* START Working data *

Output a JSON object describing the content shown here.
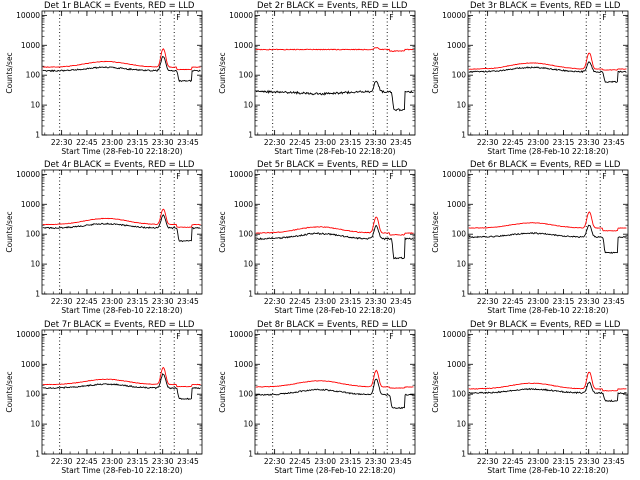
{
  "colors": {
    "events": "#000000",
    "lld": "#ff0000",
    "axes": "#000000",
    "background": "#ffffff"
  },
  "chart_data": [
    {
      "type": "line",
      "title": "Det 1r BLACK = Events, RED = LLD",
      "xlabel": "Start Time (28-Feb-10 22:18:20)",
      "ylabel": "Counts/sec",
      "x_tick_labels": [
        "22:30",
        "22:45",
        "23:00",
        "23:15",
        "23:30",
        "23:45"
      ],
      "y_tick_labels": [
        "1",
        "10",
        "100",
        "1000",
        "10000"
      ],
      "ylim": [
        1,
        14000
      ],
      "xlim_minutes": [
        0,
        95
      ],
      "vertical_markers_min": [
        10.5,
        70.2,
        78.5
      ],
      "annotation": "F",
      "series": [
        {
          "name": "Events",
          "color": "#000000",
          "base": 140,
          "bump": 1.3,
          "peak": 430,
          "dip": 65,
          "dip_range": [
            80,
            89
          ],
          "dip_shape": "drop",
          "noise": 0.05
        },
        {
          "name": "LLD",
          "color": "#ff0000",
          "base": 185,
          "bump": 1.55,
          "peak": 760,
          "dip": 155,
          "dip_range": [
            80,
            89
          ],
          "dip_shape": "slight",
          "noise": 0.02
        }
      ]
    },
    {
      "type": "line",
      "title": "Det 2r BLACK = Events, RED = LLD",
      "xlabel": "Start Time (28-Feb-10 22:18:20)",
      "ylabel": "Counts/sec",
      "x_tick_labels": [
        "22:30",
        "22:45",
        "23:00",
        "23:15",
        "23:30",
        "23:45"
      ],
      "y_tick_labels": [
        "1",
        "10",
        "100",
        "1000",
        "10000"
      ],
      "ylim": [
        1,
        14000
      ],
      "xlim_minutes": [
        0,
        95
      ],
      "vertical_markers_min": [
        10.5,
        70.2,
        78.5
      ],
      "annotation": "F",
      "series": [
        {
          "name": "Events",
          "color": "#000000",
          "base": 28,
          "bump": 0.85,
          "peak": 65,
          "dip": 7,
          "dip_range": [
            81,
            89
          ],
          "dip_shape": "drop",
          "noise": 0.08
        },
        {
          "name": "LLD",
          "color": "#ff0000",
          "base": 720,
          "bump": 1.0,
          "peak": 880,
          "dip": 640,
          "dip_range": [
            80,
            89
          ],
          "dip_shape": "slight",
          "noise": 0.03
        }
      ]
    },
    {
      "type": "line",
      "title": "Det 3r BLACK = Events, RED = LLD",
      "xlabel": "Start Time (28-Feb-10 22:18:20)",
      "ylabel": "Counts/sec",
      "x_tick_labels": [
        "22:30",
        "22:45",
        "23:00",
        "23:15",
        "23:30",
        "23:45"
      ],
      "y_tick_labels": [
        "1",
        "10",
        "100",
        "1000",
        "10000"
      ],
      "ylim": [
        1,
        14000
      ],
      "xlim_minutes": [
        0,
        95
      ],
      "vertical_markers_min": [
        10.5,
        70.2,
        78.5
      ],
      "annotation": "F",
      "series": [
        {
          "name": "Events",
          "color": "#000000",
          "base": 130,
          "bump": 1.4,
          "peak": 280,
          "dip": 60,
          "dip_range": [
            80,
            89
          ],
          "dip_shape": "drop",
          "noise": 0.05
        },
        {
          "name": "LLD",
          "color": "#ff0000",
          "base": 160,
          "bump": 1.6,
          "peak": 560,
          "dip": 150,
          "dip_range": [
            80,
            89
          ],
          "dip_shape": "slight",
          "noise": 0.02
        }
      ]
    },
    {
      "type": "line",
      "title": "Det 4r BLACK = Events, RED = LLD",
      "xlabel": "Start Time (28-Feb-10 22:18:20)",
      "ylabel": "Counts/sec",
      "x_tick_labels": [
        "22:30",
        "22:45",
        "23:00",
        "23:15",
        "23:30",
        "23:45"
      ],
      "y_tick_labels": [
        "1",
        "10",
        "100",
        "1000",
        "10000"
      ],
      "ylim": [
        1,
        14000
      ],
      "xlim_minutes": [
        0,
        95
      ],
      "vertical_markers_min": [
        10.5,
        70.2,
        78.5
      ],
      "annotation": "F",
      "series": [
        {
          "name": "Events",
          "color": "#000000",
          "base": 160,
          "bump": 1.4,
          "peak": 440,
          "dip": 60,
          "dip_range": [
            80,
            89
          ],
          "dip_shape": "drop",
          "noise": 0.05
        },
        {
          "name": "LLD",
          "color": "#ff0000",
          "base": 210,
          "bump": 1.6,
          "peak": 700,
          "dip": 170,
          "dip_range": [
            80,
            89
          ],
          "dip_shape": "slight",
          "noise": 0.02
        }
      ]
    },
    {
      "type": "line",
      "title": "Det 5r BLACK = Events, RED = LLD",
      "xlabel": "Start Time (28-Feb-10 22:18:20)",
      "ylabel": "Counts/sec",
      "x_tick_labels": [
        "22:30",
        "22:45",
        "23:00",
        "23:15",
        "23:30",
        "23:45"
      ],
      "y_tick_labels": [
        "1",
        "10",
        "100",
        "1000",
        "10000"
      ],
      "ylim": [
        1,
        14000
      ],
      "xlim_minutes": [
        0,
        95
      ],
      "vertical_markers_min": [
        10.5,
        70.2,
        78.5
      ],
      "annotation": "F",
      "series": [
        {
          "name": "Events",
          "color": "#000000",
          "base": 70,
          "bump": 1.5,
          "peak": 190,
          "dip": 16,
          "dip_range": [
            81,
            89
          ],
          "dip_shape": "drop",
          "noise": 0.06
        },
        {
          "name": "LLD",
          "color": "#ff0000",
          "base": 110,
          "bump": 1.6,
          "peak": 380,
          "dip": 95,
          "dip_range": [
            80,
            89
          ],
          "dip_shape": "slight",
          "noise": 0.03
        }
      ]
    },
    {
      "type": "line",
      "title": "Det 6r BLACK = Events, RED = LLD",
      "xlabel": "Start Time (28-Feb-10 22:18:20)",
      "ylabel": "Counts/sec",
      "x_tick_labels": [
        "22:30",
        "22:45",
        "23:00",
        "23:15",
        "23:30",
        "23:45"
      ],
      "y_tick_labels": [
        "1",
        "10",
        "100",
        "1000",
        "10000"
      ],
      "ylim": [
        1,
        14000
      ],
      "xlim_minutes": [
        0,
        95
      ],
      "vertical_markers_min": [
        10.5,
        70.2,
        78.5
      ],
      "annotation": "F",
      "series": [
        {
          "name": "Events",
          "color": "#000000",
          "base": 80,
          "bump": 1.35,
          "peak": 210,
          "dip": 24,
          "dip_range": [
            80,
            89
          ],
          "dip_shape": "drop",
          "noise": 0.05
        },
        {
          "name": "LLD",
          "color": "#ff0000",
          "base": 160,
          "bump": 1.5,
          "peak": 560,
          "dip": 130,
          "dip_range": [
            80,
            89
          ],
          "dip_shape": "slight",
          "noise": 0.02
        }
      ]
    },
    {
      "type": "line",
      "title": "Det 7r BLACK = Events, RED = LLD",
      "xlabel": "Start Time (28-Feb-10 22:18:20)",
      "ylabel": "Counts/sec",
      "x_tick_labels": [
        "22:30",
        "22:45",
        "23:00",
        "23:15",
        "23:30",
        "23:45"
      ],
      "y_tick_labels": [
        "1",
        "10",
        "100",
        "1000",
        "10000"
      ],
      "ylim": [
        1,
        14000
      ],
      "xlim_minutes": [
        0,
        95
      ],
      "vertical_markers_min": [
        10.5,
        70.2,
        78.5
      ],
      "annotation": "F",
      "series": [
        {
          "name": "Events",
          "color": "#000000",
          "base": 160,
          "bump": 1.35,
          "peak": 480,
          "dip": 70,
          "dip_range": [
            80,
            89
          ],
          "dip_shape": "drop",
          "noise": 0.05
        },
        {
          "name": "LLD",
          "color": "#ff0000",
          "base": 210,
          "bump": 1.5,
          "peak": 780,
          "dip": 180,
          "dip_range": [
            80,
            89
          ],
          "dip_shape": "slight",
          "noise": 0.02
        }
      ]
    },
    {
      "type": "line",
      "title": "Det 8r BLACK = Events, RED = LLD",
      "xlabel": "Start Time (28-Feb-10 22:18:20)",
      "ylabel": "Counts/sec",
      "x_tick_labels": [
        "22:30",
        "22:45",
        "23:00",
        "23:15",
        "23:30",
        "23:45"
      ],
      "y_tick_labels": [
        "1",
        "10",
        "100",
        "1000",
        "10000"
      ],
      "ylim": [
        1,
        14000
      ],
      "xlim_minutes": [
        0,
        95
      ],
      "vertical_markers_min": [
        10.5,
        70.2,
        78.5
      ],
      "annotation": "F",
      "series": [
        {
          "name": "Events",
          "color": "#000000",
          "base": 95,
          "bump": 1.5,
          "peak": 330,
          "dip": 35,
          "dip_range": [
            80,
            89
          ],
          "dip_shape": "drop",
          "noise": 0.05
        },
        {
          "name": "LLD",
          "color": "#ff0000",
          "base": 175,
          "bump": 1.6,
          "peak": 620,
          "dip": 160,
          "dip_range": [
            80,
            89
          ],
          "dip_shape": "slight",
          "noise": 0.02
        }
      ]
    },
    {
      "type": "line",
      "title": "Det 9r BLACK = Events, RED = LLD",
      "xlabel": "Start Time (28-Feb-10 22:18:20)",
      "ylabel": "Counts/sec",
      "x_tick_labels": [
        "22:30",
        "22:45",
        "23:00",
        "23:15",
        "23:30",
        "23:45"
      ],
      "y_tick_labels": [
        "1",
        "10",
        "100",
        "1000",
        "10000"
      ],
      "ylim": [
        1,
        14000
      ],
      "xlim_minutes": [
        0,
        95
      ],
      "vertical_markers_min": [
        10.5,
        70.2,
        78.5
      ],
      "annotation": "F",
      "series": [
        {
          "name": "Events",
          "color": "#000000",
          "base": 110,
          "bump": 1.35,
          "peak": 260,
          "dip": 60,
          "dip_range": [
            80,
            89
          ],
          "dip_shape": "drop",
          "noise": 0.05
        },
        {
          "name": "LLD",
          "color": "#ff0000",
          "base": 150,
          "bump": 1.55,
          "peak": 560,
          "dip": 130,
          "dip_range": [
            80,
            89
          ],
          "dip_shape": "slight",
          "noise": 0.02
        }
      ]
    }
  ]
}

* END Working data *

[Written task]
From the entries above, copy out every line where the string "BLACK" appears.

[Solution]
      "title": "Det 1r BLACK = Events, RED = LLD",
      "title": "Det 2r BLACK = Events, RED = LLD",
      "title": "Det 3r BLACK = Events, RED = LLD",
      "title": "Det 4r BLACK = Events, RED = LLD",
      "title": "Det 5r BLACK = Events, RED = LLD",
      "title": "Det 6r BLACK = Events, RED = LLD",
      "title": "Det 7r BLACK = Events, RED = LLD",
      "title": "Det 8r BLACK = Events, RED = LLD",
      "title": "Det 9r BLACK = Events, RED = LLD",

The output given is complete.